● WHAT TO WORK ON: Produce an exact copy of all the data below, dropping every image.
──────────
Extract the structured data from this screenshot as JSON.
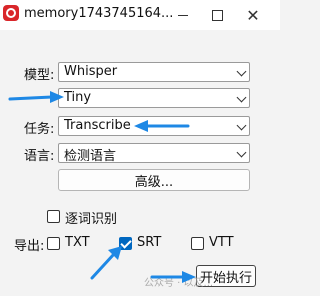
{
  "window": {
    "title": "memory1743745164...",
    "close_glyph": "✕"
  },
  "form": {
    "model": {
      "label": "模型:",
      "value": "Whisper"
    },
    "size": {
      "value": "Tiny"
    },
    "task": {
      "label": "任务:",
      "value": "Transcribe"
    },
    "language": {
      "label": "语言:",
      "value": "检测语言"
    },
    "advanced_button": "高级..."
  },
  "options": {
    "word_recognition": {
      "label": "逐词识别",
      "checked": false
    }
  },
  "export": {
    "label": "导出:",
    "formats": [
      {
        "label": "TXT",
        "checked": false
      },
      {
        "label": "SRT",
        "checked": true
      },
      {
        "label": "VTT",
        "checked": false
      }
    ]
  },
  "start_button": "开始执行",
  "watermark": "公众号 · 以及..."
}
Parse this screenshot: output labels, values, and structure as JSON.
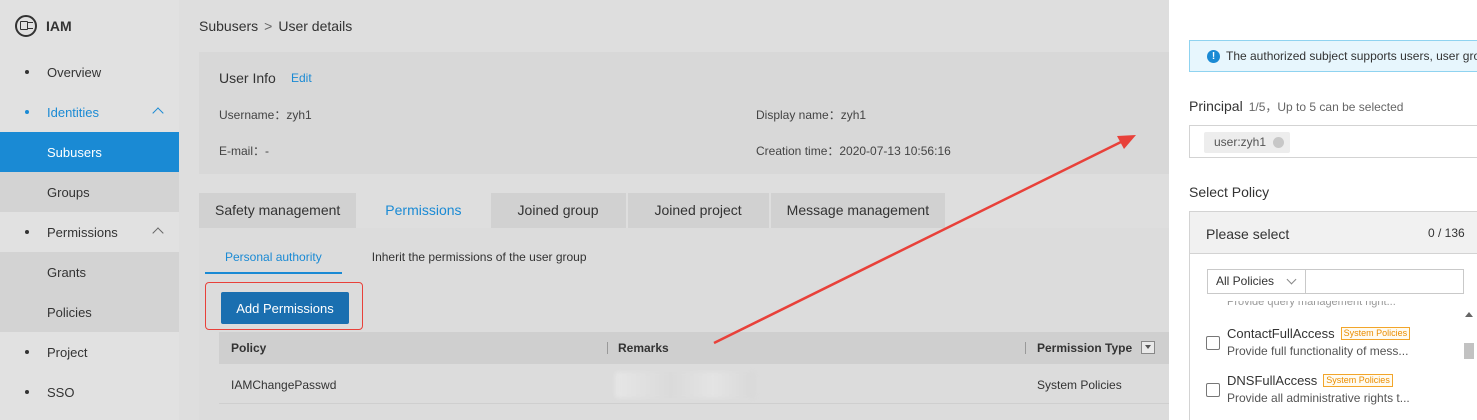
{
  "brand": {
    "title": "IAM",
    "icon": "iam-card-icon"
  },
  "sidebar": {
    "items": [
      {
        "label": "Overview",
        "type": "item"
      },
      {
        "label": "Identities",
        "type": "group",
        "open": true
      },
      {
        "label": "Subusers",
        "type": "sub",
        "active": true
      },
      {
        "label": "Groups",
        "type": "sub"
      },
      {
        "label": "Permissions",
        "type": "group",
        "open": true
      },
      {
        "label": "Grants",
        "type": "sub"
      },
      {
        "label": "Policies",
        "type": "sub"
      },
      {
        "label": "Project",
        "type": "item"
      },
      {
        "label": "SSO",
        "type": "item"
      }
    ]
  },
  "breadcrumb": {
    "parent": "Subusers",
    "separator": ">",
    "current": "User details"
  },
  "user_info": {
    "title": "User Info",
    "edit_label": "Edit",
    "username": "Username：zyh1",
    "display_name": "Display name：zyh1",
    "email": "E-mail：-",
    "creation_time": "Creation time：2020-07-13 10:56:16"
  },
  "tabs": [
    "Safety management",
    "Permissions",
    "Joined group",
    "Joined project",
    "Message management"
  ],
  "active_tab": "Permissions",
  "subtabs": [
    "Personal authority",
    "Inherit the permissions of the user group"
  ],
  "add_button_label": "Add Permissions",
  "table": {
    "headers": [
      "Policy",
      "Remarks",
      "Permission Type"
    ],
    "rows": [
      {
        "policy": "IAMChangePasswd",
        "remarks": "",
        "type": "System Policies"
      }
    ]
  },
  "drawer": {
    "alert_text": "The authorized subject supports users, user gro",
    "principal_label": "Principal",
    "principal_hint": "1/5，Up to 5 can be selected",
    "principal_chip": "user:zyh1",
    "policy_label": "Select Policy",
    "panel_title": "Please select",
    "panel_count": "0 / 136",
    "filter_value": "All Policies",
    "clipped_text": "Provide query management right...",
    "policies": [
      {
        "name": "ContactFullAccess",
        "tag": "System Policies",
        "desc": "Provide full functionality of mess..."
      },
      {
        "name": "DNSFullAccess",
        "tag": "System Policies",
        "desc": "Provide all administrative rights t..."
      }
    ]
  },
  "colors": {
    "accent": "#1a8ad4",
    "button": "#1a6fb0",
    "highlight": "#e8413a",
    "tag": "#ea8d00"
  }
}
──────────
● TASK SOLUTION:
Extract the structured data from this screenshot as JSON.
{
  "window": {
    "title": "memory1743745164...",
    "close_glyph": "✕"
  },
  "form": {
    "model": {
      "label": "模型:",
      "value": "Whisper"
    },
    "size": {
      "value": "Tiny"
    },
    "task": {
      "label": "任务:",
      "value": "Transcribe"
    },
    "language": {
      "label": "语言:",
      "value": "检测语言"
    },
    "advanced_button": "高级..."
  },
  "options": {
    "word_recognition": {
      "label": "逐词识别",
      "checked": false
    }
  },
  "export": {
    "label": "导出:",
    "formats": [
      {
        "label": "TXT",
        "checked": false
      },
      {
        "label": "SRT",
        "checked": true
      },
      {
        "label": "VTT",
        "checked": false
      }
    ]
  },
  "start_button": "开始执行",
  "watermark": "公众号 · 以及..."
}
Parse this screenshot: output labels, values, and structure as JSON.
{
  "brand": {
    "title": "IAM",
    "icon": "iam-card-icon"
  },
  "sidebar": {
    "items": [
      {
        "label": "Overview",
        "type": "item"
      },
      {
        "label": "Identities",
        "type": "group",
        "open": true
      },
      {
        "label": "Subusers",
        "type": "sub",
        "active": true
      },
      {
        "label": "Groups",
        "type": "sub"
      },
      {
        "label": "Permissions",
        "type": "group",
        "open": true
      },
      {
        "label": "Grants",
        "type": "sub"
      },
      {
        "label": "Policies",
        "type": "sub"
      },
      {
        "label": "Project",
        "type": "item"
      },
      {
        "label": "SSO",
        "type": "item"
      }
    ]
  },
  "breadcrumb": {
    "parent": "Subusers",
    "separator": ">",
    "current": "User details"
  },
  "user_info": {
    "title": "User Info",
    "edit_label": "Edit",
    "username": "Username：zyh1",
    "display_name": "Display name：zyh1",
    "email": "E-mail：-",
    "creation_time": "Creation time：2020-07-13 10:56:16"
  },
  "tabs": [
    "Safety management",
    "Permissions",
    "Joined group",
    "Joined project",
    "Message management"
  ],
  "active_tab": "Permissions",
  "subtabs": [
    "Personal authority",
    "Inherit the permissions of the user group"
  ],
  "add_button_label": "Add Permissions",
  "table": {
    "headers": [
      "Policy",
      "Remarks",
      "Permission Type"
    ],
    "rows": [
      {
        "policy": "IAMChangePasswd",
        "remarks": "",
        "type": "System Policies"
      }
    ]
  },
  "drawer": {
    "alert_text": "The authorized subject supports users, user gro",
    "principal_label": "Principal",
    "principal_hint": "1/5，Up to 5 can be selected",
    "principal_chip": "user:zyh1",
    "policy_label": "Select Policy",
    "panel_title": "Please select",
    "panel_count": "0 / 136",
    "filter_value": "All Policies",
    "clipped_text": "Provide query management right...",
    "policies": [
      {
        "name": "ContactFullAccess",
        "tag": "System Policies",
        "desc": "Provide full functionality of mess..."
      },
      {
        "name": "DNSFullAccess",
        "tag": "System Policies",
        "desc": "Provide all administrative rights t..."
      }
    ]
  },
  "colors": {
    "accent": "#1a8ad4",
    "button": "#1a6fb0",
    "highlight": "#e8413a",
    "tag": "#ea8d00"
  }
}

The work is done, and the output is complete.